## Quoted passage
= = = =

Just out of college, I taught reading to third graders. However, I spent most of my career teaching language arts to seventh grade students. My three mysteries were penned during my teaching tenure, working on weekends and summer vacations. After I retired I wrote the two Bailey’s Chase novels for middle grade readers. Since then, I’ve not written any new books but have written a few short stories and enjoyed blogging and speaking at schools. This fall I was asked to volunteer at the local elementary school and listen to children read. So one afternoon a week, I sit in the hallway outside a third grade classroom and listen to children giggle as they read funny books. This little girl asked, “Are you really an author?”
Life has taken me in a full circle, the years rich and rewarding. What a blessing and privilege to teach eager young readers and later to share my love of books with reluctant seventh graders, transforming some into lifelong readers. I consider it an honor to have touched so many lives. Now I’m back in the saddle again and it feels good.
When my son built this 90 ft. suspension bridge across the ravine behind his home, I experienced a rare “deja vu” moment. As I held tightly to the cables and made my way over the bouncing structure, I felt as if I were replaying a scene from a movie or an event in my life. Then it hit me: This is the bridge Sparky and Grey crossed in my ‘tween novel, The Secret of Bailey’s Chase. On a whim, the girls respond to a note in a bottle inviting them to meet on the swinging bridge at the Girl Scout camp. After slipping into the deserted camp, the notorious school bully lures them onto the bridge and then releases his vicious dog toward them. Only by using their newly-discovered powers do the girls evade serious injury. When I wrote the scene, I put myself into the story, visualizing a wooden-slatted bridge, the creek below, the sudden wind and rain pelting them. I felt their unbridled fear as the snarling dog approached following orders from his cruel master. I shivered when Sparky’s leg broke through a rotted board, scraping her tender skin. When Grey helped her up and they clung to each other in terror, I urged them to remember their amazing new abilities. When they outsmarted their Nemesis, I shared their sheer relief and joy. It was so real to me, that I recognized the bridge when I saw it. How I wish all my young readers could cross this dancing bridge. They would understand.
<em>Dr. Dale Glenn, author of <em>Purcell Station</em>, presented his debut novel to our book club Thursday evening. Eighty or so readers came for dinner with the author, a book presentation, Q and A time, and signing. This is one book that our members agreed on. We all loved it! Born in Knox County, this Hoosier went on to earn a doctorate and enjoy a career in education as a principal and professor at Indiana University.
Set in the fifties, the reader travels to a small town in southern Indiana where a young boy spends summers with his grandparents. While there, he embarks on many adventures as well as a mystery. A coming of age story, based on his own early teen years, Dale captures the spirit of small town life and love. We all hope for a sequel.
Our amazing book club formed in 2003 when Oprah encouraged women to join her in reading and discussing great books. We have met since then and invited an author every year, starting with James Alexander Thom in 2004. For this special night, we invite family and friends to join us for dinner with the author. Our community looks forward to this annual event. Thank you, Dr. Glenn, for your outstanding presentation.

= = = =

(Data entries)
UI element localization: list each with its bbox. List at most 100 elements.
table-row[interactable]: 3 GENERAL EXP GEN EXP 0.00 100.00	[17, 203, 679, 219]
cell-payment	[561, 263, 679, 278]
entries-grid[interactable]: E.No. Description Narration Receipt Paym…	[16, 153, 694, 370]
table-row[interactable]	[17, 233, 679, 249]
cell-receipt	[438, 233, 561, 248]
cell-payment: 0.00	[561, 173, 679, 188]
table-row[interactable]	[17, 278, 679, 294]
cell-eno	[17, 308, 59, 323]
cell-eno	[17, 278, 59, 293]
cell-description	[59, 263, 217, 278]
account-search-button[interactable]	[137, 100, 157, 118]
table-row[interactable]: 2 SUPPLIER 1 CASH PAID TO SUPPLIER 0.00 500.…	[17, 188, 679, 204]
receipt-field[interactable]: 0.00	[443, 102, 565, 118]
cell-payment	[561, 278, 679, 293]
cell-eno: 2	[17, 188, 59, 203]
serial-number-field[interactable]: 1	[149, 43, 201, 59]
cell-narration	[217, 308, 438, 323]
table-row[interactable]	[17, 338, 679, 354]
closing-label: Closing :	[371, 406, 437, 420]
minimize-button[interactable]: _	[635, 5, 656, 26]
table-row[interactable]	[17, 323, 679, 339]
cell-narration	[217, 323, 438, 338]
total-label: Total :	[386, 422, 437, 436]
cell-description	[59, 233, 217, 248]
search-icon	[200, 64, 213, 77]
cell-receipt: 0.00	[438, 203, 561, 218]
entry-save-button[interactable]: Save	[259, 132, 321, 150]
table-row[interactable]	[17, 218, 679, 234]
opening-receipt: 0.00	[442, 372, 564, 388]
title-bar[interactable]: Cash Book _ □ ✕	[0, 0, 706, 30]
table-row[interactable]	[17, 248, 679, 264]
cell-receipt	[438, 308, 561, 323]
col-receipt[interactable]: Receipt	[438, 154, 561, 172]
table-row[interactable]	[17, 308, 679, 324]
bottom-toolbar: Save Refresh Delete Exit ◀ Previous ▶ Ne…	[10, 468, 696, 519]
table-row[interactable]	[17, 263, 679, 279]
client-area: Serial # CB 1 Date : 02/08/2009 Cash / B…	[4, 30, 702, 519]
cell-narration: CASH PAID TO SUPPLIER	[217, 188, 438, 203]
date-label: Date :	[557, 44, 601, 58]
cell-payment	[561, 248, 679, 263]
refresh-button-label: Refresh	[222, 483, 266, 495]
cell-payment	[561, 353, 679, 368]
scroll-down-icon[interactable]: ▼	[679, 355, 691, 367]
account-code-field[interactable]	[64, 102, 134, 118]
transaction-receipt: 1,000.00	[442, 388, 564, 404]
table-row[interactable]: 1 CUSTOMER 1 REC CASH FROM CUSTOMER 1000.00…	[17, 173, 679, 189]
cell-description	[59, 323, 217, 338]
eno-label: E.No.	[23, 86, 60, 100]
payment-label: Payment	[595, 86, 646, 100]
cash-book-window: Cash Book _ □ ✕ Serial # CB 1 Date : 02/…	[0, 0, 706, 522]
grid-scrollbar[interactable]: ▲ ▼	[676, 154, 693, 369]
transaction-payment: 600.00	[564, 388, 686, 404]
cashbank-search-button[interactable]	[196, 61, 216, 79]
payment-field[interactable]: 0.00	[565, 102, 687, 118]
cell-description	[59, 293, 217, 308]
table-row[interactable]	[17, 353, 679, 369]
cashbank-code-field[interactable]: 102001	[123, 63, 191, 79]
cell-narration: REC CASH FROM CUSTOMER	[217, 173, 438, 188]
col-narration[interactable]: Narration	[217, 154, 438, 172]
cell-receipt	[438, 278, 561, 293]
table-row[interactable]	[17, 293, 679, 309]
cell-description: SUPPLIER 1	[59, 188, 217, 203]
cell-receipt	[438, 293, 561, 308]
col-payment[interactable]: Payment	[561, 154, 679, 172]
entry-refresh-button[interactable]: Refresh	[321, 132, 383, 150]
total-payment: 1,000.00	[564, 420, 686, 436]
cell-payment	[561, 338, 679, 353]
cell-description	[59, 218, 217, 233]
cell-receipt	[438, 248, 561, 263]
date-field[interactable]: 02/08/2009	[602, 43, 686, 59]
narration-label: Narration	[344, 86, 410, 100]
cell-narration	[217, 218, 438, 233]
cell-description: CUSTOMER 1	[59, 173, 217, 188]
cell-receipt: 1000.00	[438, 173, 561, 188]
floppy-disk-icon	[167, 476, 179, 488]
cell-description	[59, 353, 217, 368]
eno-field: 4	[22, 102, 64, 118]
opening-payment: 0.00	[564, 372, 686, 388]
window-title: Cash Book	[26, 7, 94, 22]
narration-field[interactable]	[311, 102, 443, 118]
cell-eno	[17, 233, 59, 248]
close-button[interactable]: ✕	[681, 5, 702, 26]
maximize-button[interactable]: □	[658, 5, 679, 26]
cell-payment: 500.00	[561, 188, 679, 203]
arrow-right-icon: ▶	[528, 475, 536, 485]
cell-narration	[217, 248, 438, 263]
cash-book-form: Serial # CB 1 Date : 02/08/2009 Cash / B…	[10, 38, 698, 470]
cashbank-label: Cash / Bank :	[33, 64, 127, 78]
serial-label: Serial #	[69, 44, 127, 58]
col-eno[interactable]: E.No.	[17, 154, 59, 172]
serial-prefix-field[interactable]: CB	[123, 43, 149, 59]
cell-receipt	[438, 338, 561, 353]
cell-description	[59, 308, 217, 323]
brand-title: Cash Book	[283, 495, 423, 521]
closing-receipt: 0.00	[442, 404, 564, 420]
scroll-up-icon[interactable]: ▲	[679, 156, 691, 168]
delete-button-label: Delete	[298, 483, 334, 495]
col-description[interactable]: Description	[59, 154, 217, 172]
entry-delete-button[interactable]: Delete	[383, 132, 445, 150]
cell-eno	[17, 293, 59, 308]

= = = =

## List of tasks
- a) According to the blog excerpt, who was the first author the book club invited?
- b) Resume the blog excerpt on teaching, writing and the book club, starting after its final sentence.

## Responses for each task
- a) James Alexander Thom, in 2004.

- b)
As a special promotion, Amazon is offering my 3rd Margo Brown mystery FREE from Wed. June 25 until Sun., June 29. The Curriculum Murders was published in 2004 by SterlingHouse, so this is an anniversary special. You may order it for your eReader, Kindle, Nook, or Ipad by going to amazon.com and clicking on the book cover. In this mystery, teacher/sleuth Margo and her friend Roxie must race against time to stop a killer who is targeting his former teachers. Set in a small town during the holidays, this cozy mystery includes suspense, humor, and even recipes. You don’t have to read my mysteries in order, so download and enjoy! (You may want to read the reviews on amazon.) Please share this info with friends. A lot of takers insures another book promotion. Thanks, Marlis
What reader didn’t love Nancy Drew and the Hardy boys? While reading them, we found independence and a puzzle. Murder is never the point of a mystery. It is the story of the protagonist, who demands justice in an unjust world, a white knight who never betrays her code of honor. In mysteries, we explore society’s ills and attempt to right those wrongs. Mysteries are a quest for honor, celebrating heroes willing to fight dishonesty, fraud, and corruption. They look at the dregs of society, yet are suspenseful and often romantic. We write stories of broken relationships and in solving the crime, the sleuth must explore the relationships between the victim and those connected to the victim. Mysteries focus on the intimate, destructive, frightening secrets hidden beneath a seemingly peaceful community. Of course, we don’t have murders in our small towns every year or live among serial killers, but we do live among flawed relationships. We all know about the abused wife or child, the despair of an unloved child, the hatred of a spurned lover, the jealousy among siblings. We deal with the manipulative aunt, the miserly uncle, the jealous wife, the interfering mother-in-law, the bossy sister, the nosy neighbor, the alcoholic cousin, the combative couple down the street, the impossible boss. The characters are real and readers recognize them at once. “Oh, yes, that’s just like Uncle Harry, or the woman at the office, or me.” The emotions created by these people affect everyone around them.
Critics say: all those murders in a small community? No, there may not be a body in the basement, but there will always be heartbreak and passion, fear, denial, jealousy, anger, and revenge in every society. It’s how these emotions destroy lives that fascinate the writers and readers of mysteries. They mirror the realities of our lives. We live in an unjust world, but we want the world to be good and fair and just, and mysteries show us that goodness and truth matter. So, in a mystery, we go to a magical place where justice is served, where wrongs are made right, where goodness always triumphs. In addition to charming the reader with village life, the mystery often affords humor as the amateur sleuth outwits inept law enforcement officials.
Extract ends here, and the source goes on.